(begin)

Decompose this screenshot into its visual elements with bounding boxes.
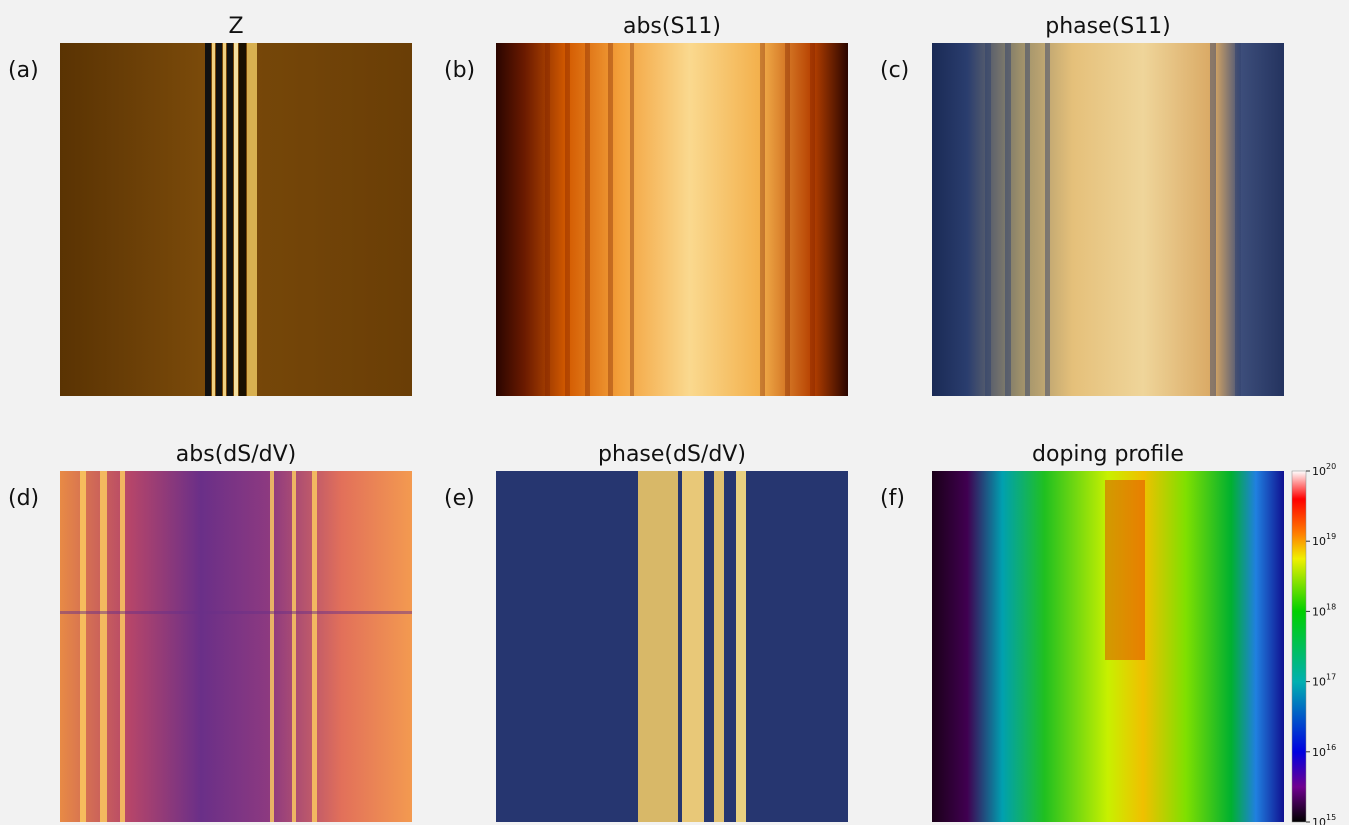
colorbar — [1291, 470, 1307, 823]
tick-exponent: 18 — [1326, 602, 1336, 611]
panel-title: abs(S11) — [623, 14, 721, 39]
tick-base: 10 — [1312, 605, 1326, 618]
panel-title: Z — [228, 14, 243, 39]
tick-base: 10 — [1312, 746, 1326, 759]
image-d — [60, 471, 412, 822]
image-b — [496, 43, 848, 396]
colorbar-tick-label: 1017 — [1312, 673, 1336, 689]
tick-exponent: 15 — [1326, 813, 1336, 822]
image-c — [932, 43, 1284, 396]
colorbar-tick-label: 1016 — [1312, 743, 1336, 759]
colorbar-tick-label: 1020 — [1312, 462, 1336, 478]
tick-exponent: 19 — [1326, 532, 1336, 541]
panel-title: doping profile — [1032, 442, 1184, 467]
tick-exponent: 20 — [1326, 462, 1336, 471]
tick-base: 10 — [1312, 816, 1326, 825]
panel-label: (f) — [880, 486, 905, 511]
panel-label: (a) — [8, 58, 39, 83]
tick-base: 10 — [1312, 535, 1326, 548]
panel-title: phase(dS/dV) — [598, 442, 746, 467]
colorbar-tick-label: 1018 — [1312, 602, 1336, 618]
panel-label: (b) — [444, 58, 475, 83]
tick-base: 10 — [1312, 676, 1326, 689]
panel-label: (d) — [8, 486, 39, 511]
tick-base: 10 — [1312, 465, 1326, 478]
tick-exponent: 17 — [1326, 673, 1336, 682]
image-f — [932, 471, 1284, 822]
panel-title: phase(S11) — [1045, 14, 1171, 39]
image-a — [60, 43, 412, 396]
image-e — [496, 471, 848, 822]
tick-exponent: 16 — [1326, 743, 1336, 752]
colorbar-tick-label: 1015 — [1312, 813, 1336, 825]
panel-label: (c) — [880, 58, 909, 83]
colorbar-tick-label: 1019 — [1312, 532, 1336, 548]
panel-title: abs(dS/dV) — [176, 442, 296, 467]
panel-label: (e) — [444, 486, 475, 511]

(end)

Copy out every line of the records above word for word, leaving out the pictures.

* CORRECT RESPONSE
Decompose this screenshot into its visual elements with bounding boxes.
colorbar — [1291, 470, 1307, 823]
tick-exponent: 18 — [1326, 602, 1336, 611]
panel-title: abs(S11) — [623, 14, 721, 39]
tick-base: 10 — [1312, 605, 1326, 618]
panel-title: Z — [228, 14, 243, 39]
tick-base: 10 — [1312, 746, 1326, 759]
image-d — [60, 471, 412, 822]
image-b — [496, 43, 848, 396]
colorbar-tick-label: 1017 — [1312, 673, 1336, 689]
tick-exponent: 15 — [1326, 813, 1336, 822]
image-c — [932, 43, 1284, 396]
colorbar-tick-label: 1016 — [1312, 743, 1336, 759]
colorbar-tick-label: 1020 — [1312, 462, 1336, 478]
tick-exponent: 19 — [1326, 532, 1336, 541]
panel-title: doping profile — [1032, 442, 1184, 467]
tick-exponent: 20 — [1326, 462, 1336, 471]
tick-base: 10 — [1312, 816, 1326, 825]
panel-label: (f) — [880, 486, 905, 511]
panel-label: (a) — [8, 58, 39, 83]
tick-base: 10 — [1312, 535, 1326, 548]
panel-title: phase(dS/dV) — [598, 442, 746, 467]
colorbar-tick-label: 1018 — [1312, 602, 1336, 618]
panel-label: (b) — [444, 58, 475, 83]
tick-base: 10 — [1312, 676, 1326, 689]
panel-label: (d) — [8, 486, 39, 511]
tick-base: 10 — [1312, 465, 1326, 478]
tick-exponent: 17 — [1326, 673, 1336, 682]
image-f — [932, 471, 1284, 822]
panel-title: phase(S11) — [1045, 14, 1171, 39]
image-a — [60, 43, 412, 396]
image-e — [496, 471, 848, 822]
tick-exponent: 16 — [1326, 743, 1336, 752]
colorbar-tick-label: 1015 — [1312, 813, 1336, 825]
panel-label: (c) — [880, 58, 909, 83]
colorbar-tick-label: 1019 — [1312, 532, 1336, 548]
panel-title: abs(dS/dV) — [176, 442, 296, 467]
panel-label: (e) — [444, 486, 475, 511]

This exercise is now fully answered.